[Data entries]
▶

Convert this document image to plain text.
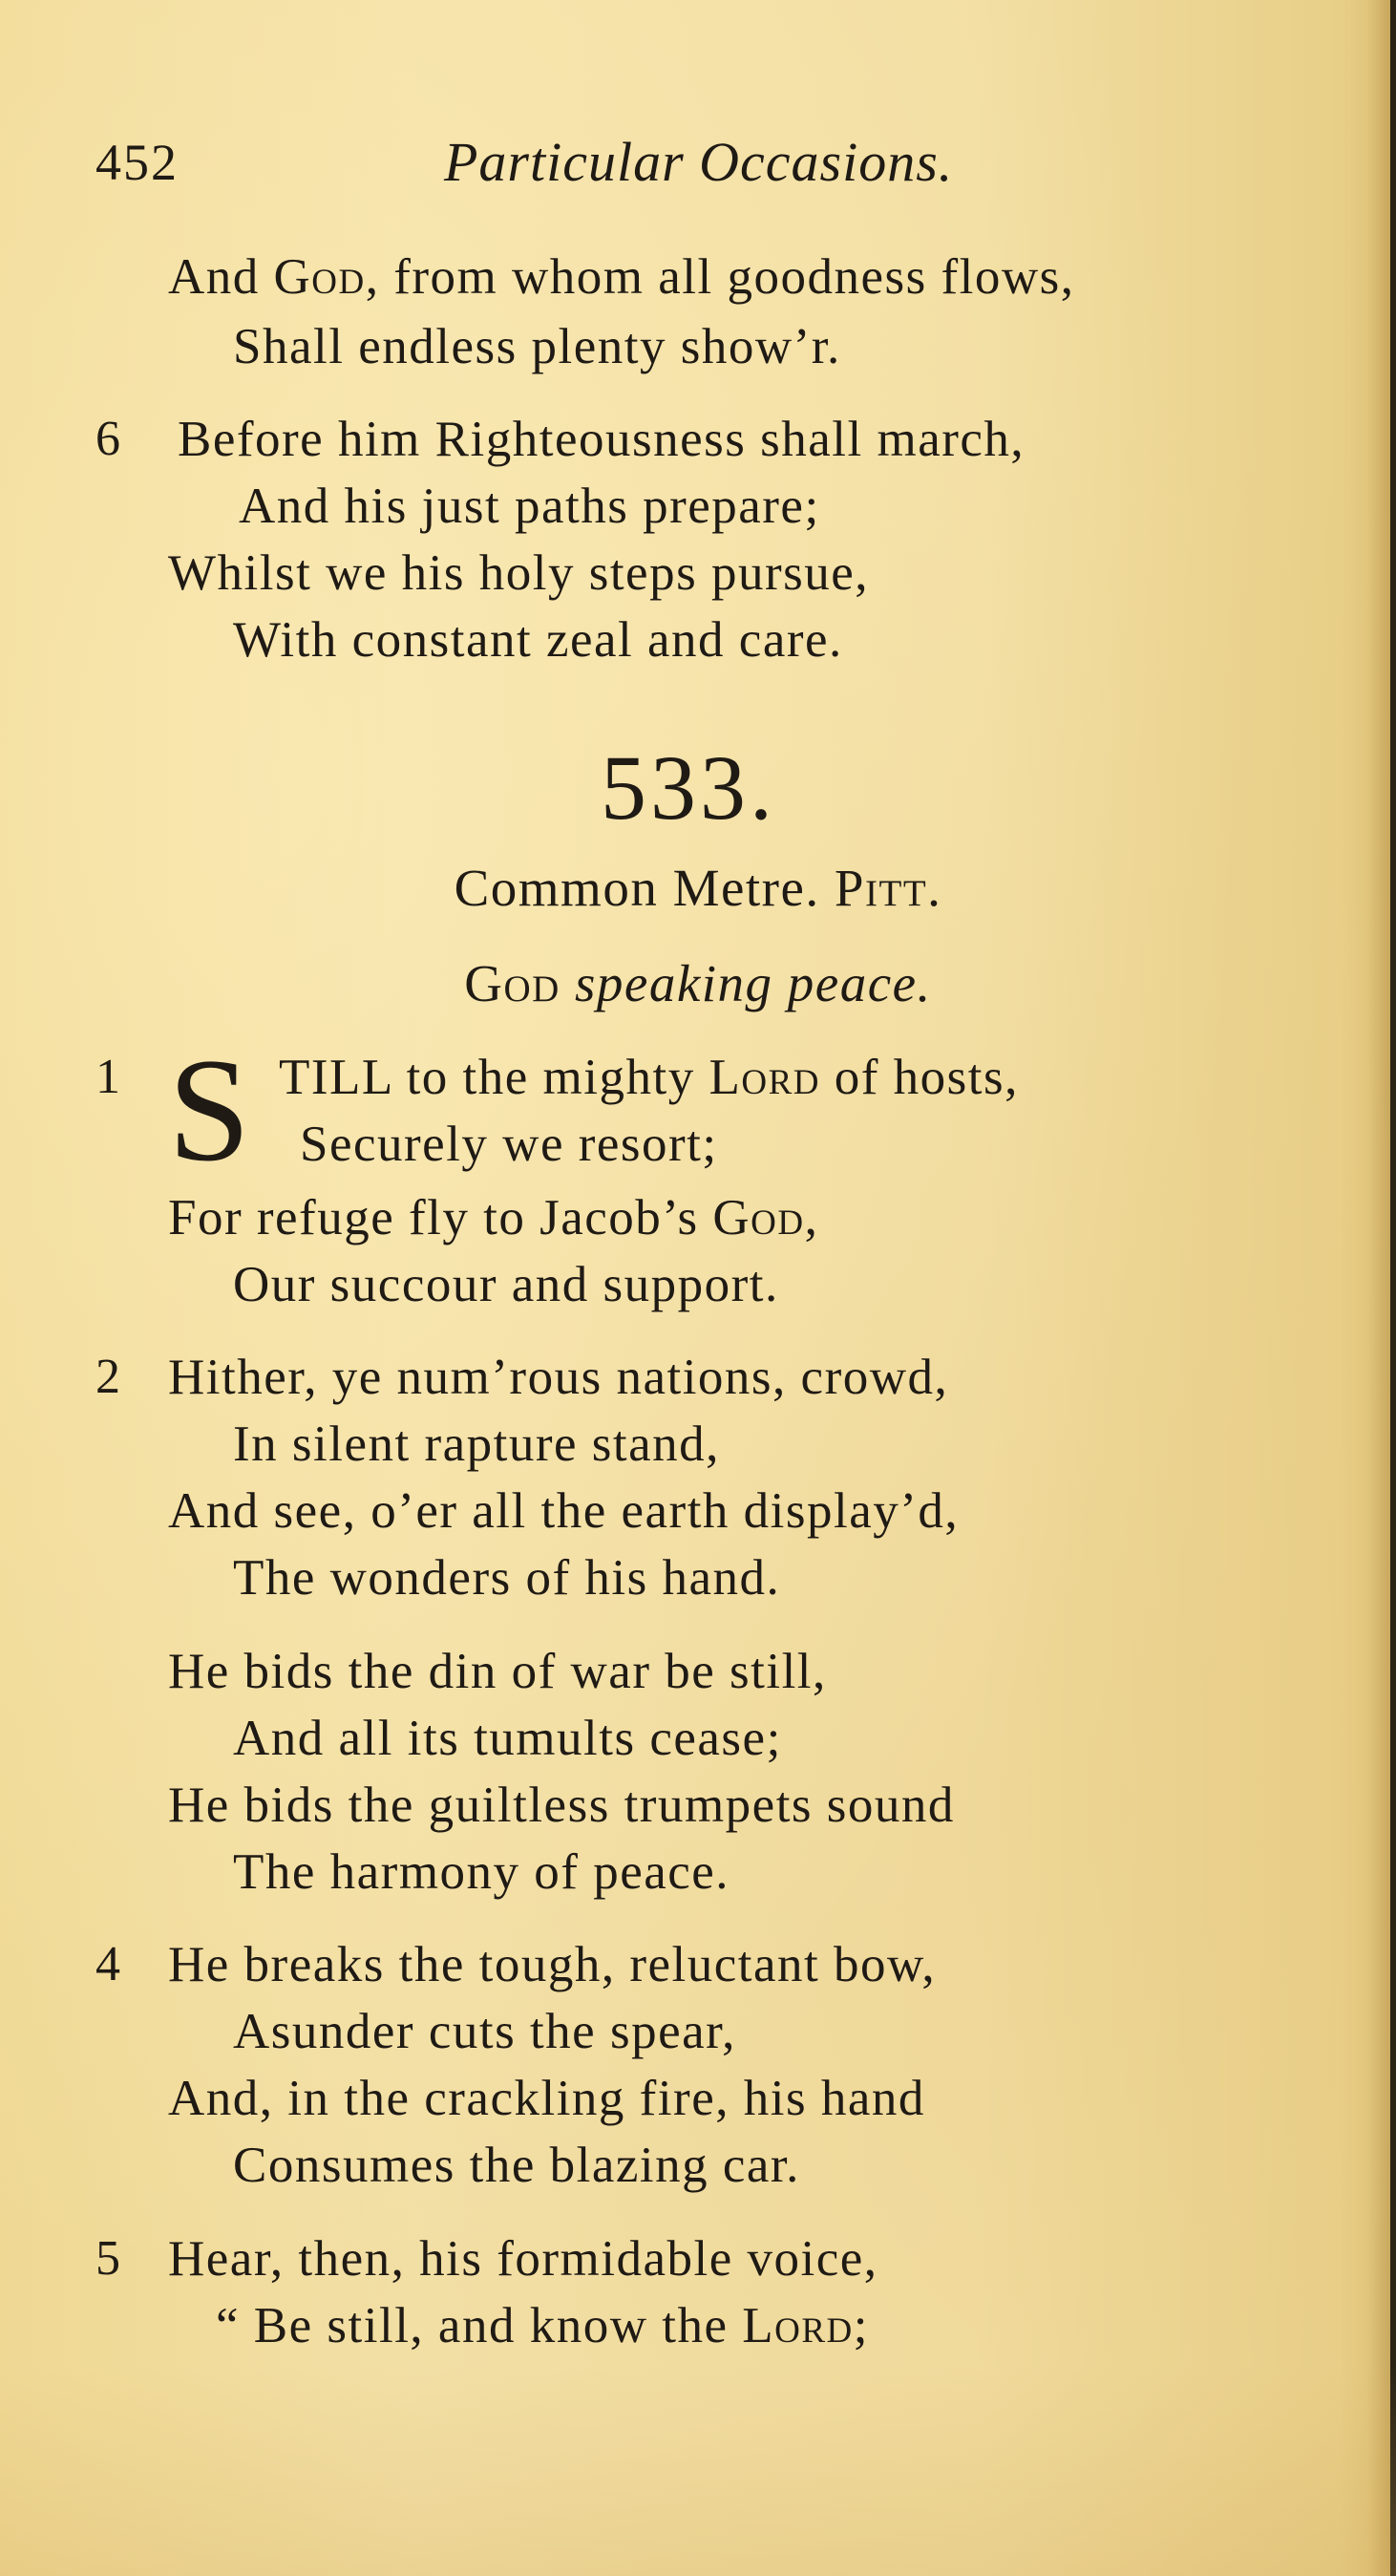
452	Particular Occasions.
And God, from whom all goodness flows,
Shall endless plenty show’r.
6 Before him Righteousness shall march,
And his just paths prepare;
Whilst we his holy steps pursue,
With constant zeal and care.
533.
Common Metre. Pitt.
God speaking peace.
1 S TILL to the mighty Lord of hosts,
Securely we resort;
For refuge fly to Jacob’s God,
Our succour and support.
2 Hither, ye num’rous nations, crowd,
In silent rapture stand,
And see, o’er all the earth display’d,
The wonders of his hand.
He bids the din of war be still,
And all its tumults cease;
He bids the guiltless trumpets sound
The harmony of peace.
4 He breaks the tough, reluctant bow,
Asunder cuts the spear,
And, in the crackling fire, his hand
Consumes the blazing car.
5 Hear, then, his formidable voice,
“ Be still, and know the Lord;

◀

Look for lines containing the string "bids" and copy them all.

RESULT OF THIS TASK
He bids the din of war be still,
He bids the guiltless trumpets sound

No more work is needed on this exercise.